* begin Task inputs *
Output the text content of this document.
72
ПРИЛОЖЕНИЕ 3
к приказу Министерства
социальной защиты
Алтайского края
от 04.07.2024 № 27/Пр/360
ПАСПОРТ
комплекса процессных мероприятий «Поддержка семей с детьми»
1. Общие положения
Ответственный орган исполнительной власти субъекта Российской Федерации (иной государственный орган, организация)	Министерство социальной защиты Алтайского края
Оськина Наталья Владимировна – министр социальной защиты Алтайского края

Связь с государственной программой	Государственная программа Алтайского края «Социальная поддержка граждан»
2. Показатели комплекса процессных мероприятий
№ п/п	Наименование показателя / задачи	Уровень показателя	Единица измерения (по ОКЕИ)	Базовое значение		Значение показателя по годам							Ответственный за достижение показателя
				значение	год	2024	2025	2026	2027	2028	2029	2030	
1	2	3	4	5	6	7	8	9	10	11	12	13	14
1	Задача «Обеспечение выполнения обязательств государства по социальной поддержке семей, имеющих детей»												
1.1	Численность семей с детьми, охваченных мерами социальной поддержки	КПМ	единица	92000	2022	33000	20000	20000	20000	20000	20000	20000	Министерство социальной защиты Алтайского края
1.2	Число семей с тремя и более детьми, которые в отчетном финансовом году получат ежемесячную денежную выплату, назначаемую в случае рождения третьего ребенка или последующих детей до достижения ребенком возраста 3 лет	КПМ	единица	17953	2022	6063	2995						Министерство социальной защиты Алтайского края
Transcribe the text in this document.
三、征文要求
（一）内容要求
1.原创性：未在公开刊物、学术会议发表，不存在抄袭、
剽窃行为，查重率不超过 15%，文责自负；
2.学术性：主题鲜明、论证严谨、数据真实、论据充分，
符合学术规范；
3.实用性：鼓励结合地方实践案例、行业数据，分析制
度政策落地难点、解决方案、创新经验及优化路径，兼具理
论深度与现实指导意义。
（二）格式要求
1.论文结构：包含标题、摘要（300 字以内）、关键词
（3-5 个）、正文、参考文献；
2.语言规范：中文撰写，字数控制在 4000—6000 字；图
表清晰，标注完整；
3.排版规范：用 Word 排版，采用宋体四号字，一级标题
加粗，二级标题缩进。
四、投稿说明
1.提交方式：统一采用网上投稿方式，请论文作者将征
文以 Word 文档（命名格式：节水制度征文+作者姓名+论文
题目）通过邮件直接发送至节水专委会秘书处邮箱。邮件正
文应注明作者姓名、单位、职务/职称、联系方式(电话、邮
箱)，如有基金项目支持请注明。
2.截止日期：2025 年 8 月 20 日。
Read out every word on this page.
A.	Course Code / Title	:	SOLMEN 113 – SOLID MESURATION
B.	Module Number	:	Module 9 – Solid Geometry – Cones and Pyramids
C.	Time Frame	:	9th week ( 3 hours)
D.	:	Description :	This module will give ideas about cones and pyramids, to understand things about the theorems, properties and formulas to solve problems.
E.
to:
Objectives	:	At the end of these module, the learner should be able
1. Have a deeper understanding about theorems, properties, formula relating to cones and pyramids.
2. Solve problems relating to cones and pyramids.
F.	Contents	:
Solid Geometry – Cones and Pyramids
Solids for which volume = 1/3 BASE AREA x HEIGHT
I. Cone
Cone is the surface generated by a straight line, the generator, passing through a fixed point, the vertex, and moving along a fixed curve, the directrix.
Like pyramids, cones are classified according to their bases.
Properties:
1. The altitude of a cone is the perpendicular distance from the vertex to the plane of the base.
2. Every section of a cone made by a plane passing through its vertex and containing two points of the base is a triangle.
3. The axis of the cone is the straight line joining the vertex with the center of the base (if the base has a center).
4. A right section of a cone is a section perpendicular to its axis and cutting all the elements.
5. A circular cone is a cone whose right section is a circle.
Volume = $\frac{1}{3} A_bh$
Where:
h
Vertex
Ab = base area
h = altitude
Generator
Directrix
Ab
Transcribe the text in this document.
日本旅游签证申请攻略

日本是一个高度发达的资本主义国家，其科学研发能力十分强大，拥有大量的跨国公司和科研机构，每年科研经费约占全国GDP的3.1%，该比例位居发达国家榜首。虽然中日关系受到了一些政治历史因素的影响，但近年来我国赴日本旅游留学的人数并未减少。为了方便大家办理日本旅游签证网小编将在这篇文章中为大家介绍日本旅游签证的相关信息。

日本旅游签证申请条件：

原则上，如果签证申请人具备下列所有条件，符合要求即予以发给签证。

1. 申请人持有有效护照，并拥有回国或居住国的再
* end Task inputs *
**Problem description**:
Reproduce the listing in full. Keep it exactly as written.

**Response**:
Output the text content of this document.
72
ПРИЛОЖЕНИЕ 3
к приказу Министерства
социальной защиты
Алтайского края
от 04.07.2024 № 27/Пр/360
ПАСПОРТ
комплекса процессных мероприятий «Поддержка семей с детьми»
1. Общие положения
Ответственный орган исполнительной власти субъекта Российской Федерации (иной государственный орган, организация)	Министерство социальной защиты Алтайского края
Оськина Наталья Владимировна – министр социальной защиты Алтайского края

Связь с государственной программой	Государственная программа Алтайского края «Социальная поддержка граждан»
2. Показатели комплекса процессных мероприятий
№ п/п	Наименование показателя / задачи	Уровень показателя	Единица измерения (по ОКЕИ)	Базовое значение		Значение показателя по годам							Ответственный за достижение показателя
				значение	год	2024	2025	2026	2027	2028	2029	2030	
1	2	3	4	5	6	7	8	9	10	11	12	13	14
1	Задача «Обеспечение выполнения обязательств государства по социальной поддержке семей, имеющих детей»												
1.1	Численность семей с детьми, охваченных мерами социальной поддержки	КПМ	единица	92000	2022	33000	20000	20000	20000	20000	20000	20000	Министерство социальной защиты Алтайского края
1.2	Число семей с тремя и более детьми, которые в отчетном финансовом году получат ежемесячную денежную выплату, назначаемую в случае рождения третьего ребенка или последующих детей до достижения ребенком возраста 3 лет	КПМ	единица	17953	2022	6063	2995						Министерство социальной защиты Алтайского края
Transcribe the text in this document.
三、征文要求
（一）内容要求
1.原创性：未在公开刊物、学术会议发表，不存在抄袭、
剽窃行为，查重率不超过 15%，文责自负；
2.学术性：主题鲜明、论证严谨、数据真实、论据充分，
符合学术规范；
3.实用性：鼓励结合地方实践案例、行业数据，分析制
度政策落地难点、解决方案、创新经验及优化路径，兼具理
论深度与现实指导意义。
（二）格式要求
1.论文结构：包含标题、摘要（300 字以内）、关键词
（3-5 个）、正文、参考文献；
2.语言规范：中文撰写，字数控制在 4000—6000 字；图
表清晰，标注完整；
3.排版规范：用 Word 排版，采用宋体四号字，一级标题
加粗，二级标题缩进。
四、投稿说明
1.提交方式：统一采用网上投稿方式，请论文作者将征
文以 Word 文档（命名格式：节水制度征文+作者姓名+论文
题目）通过邮件直接发送至节水专委会秘书处邮箱。邮件正
文应注明作者姓名、单位、职务/职称、联系方式(电话、邮
箱)，如有基金项目支持请注明。
2.截止日期：2025 年 8 月 20 日。
Read out every word on this page.
A.	Course Code / Title	:	SOLMEN 113 – SOLID MESURATION
B.	Module Number	:	Module 9 – Solid Geometry – Cones and Pyramids
C.	Time Frame	:	9th week ( 3 hours)
D.	:	Description :	This module will give ideas about cones and pyramids, to understand things about the theorems, properties and formulas to solve problems.
E.
to:
Objectives	:	At the end of these module, the learner should be able
1. Have a deeper understanding about theorems, properties, formula relating to cones and pyramids.
2. Solve problems relating to cones and pyramids.
F.	Contents	:
Solid Geometry – Cones and Pyramids
Solids for which volume = 1/3 BASE AREA x HEIGHT
I. Cone
Cone is the surface generated by a straight line, the generator, passing through a fixed point, the vertex, and moving along a fixed curve, the directrix.
Like pyramids, cones are classified according to their bases.
Properties:
1. The altitude of a cone is the perpendicular distance from the vertex to the plane of the base.
2. Every section of a cone made by a plane passing through its vertex and containing two points of the base is a triangle.
3. The axis of the cone is the straight line joining the vertex with the center of the base (if the base has a center).
4. A right section of a cone is a section perpendicular to its axis and cutting all the elements.
5. A circular cone is a cone whose right section is a circle.
Volume = $\frac{1}{3} A_bh$
Where:
h
Vertex
Ab = base area
h = altitude
Generator
Directrix
Ab
Transcribe the text in this document.
日本旅游签证申请攻略

日本是一个高度发达的资本主义国家，其科学研发能力十分强大，拥有大量的跨国公司和科研机构，每年科研经费约占全国GDP的3.1%，该比例位居发达国家榜首。虽然中日关系受到了一些政治历史因素的影响，但近年来我国赴日本旅游留学的人数并未减少。为了方便大家办理日本旅游签证网小编将在这篇文章中为大家介绍日本旅游签证的相关信息。

日本旅游签证申请条件：

原则上，如果签证申请人具备下列所有条件，符合要求即予以发给签证。

1. 申请人持有有效护照，并拥有回国或居住国的再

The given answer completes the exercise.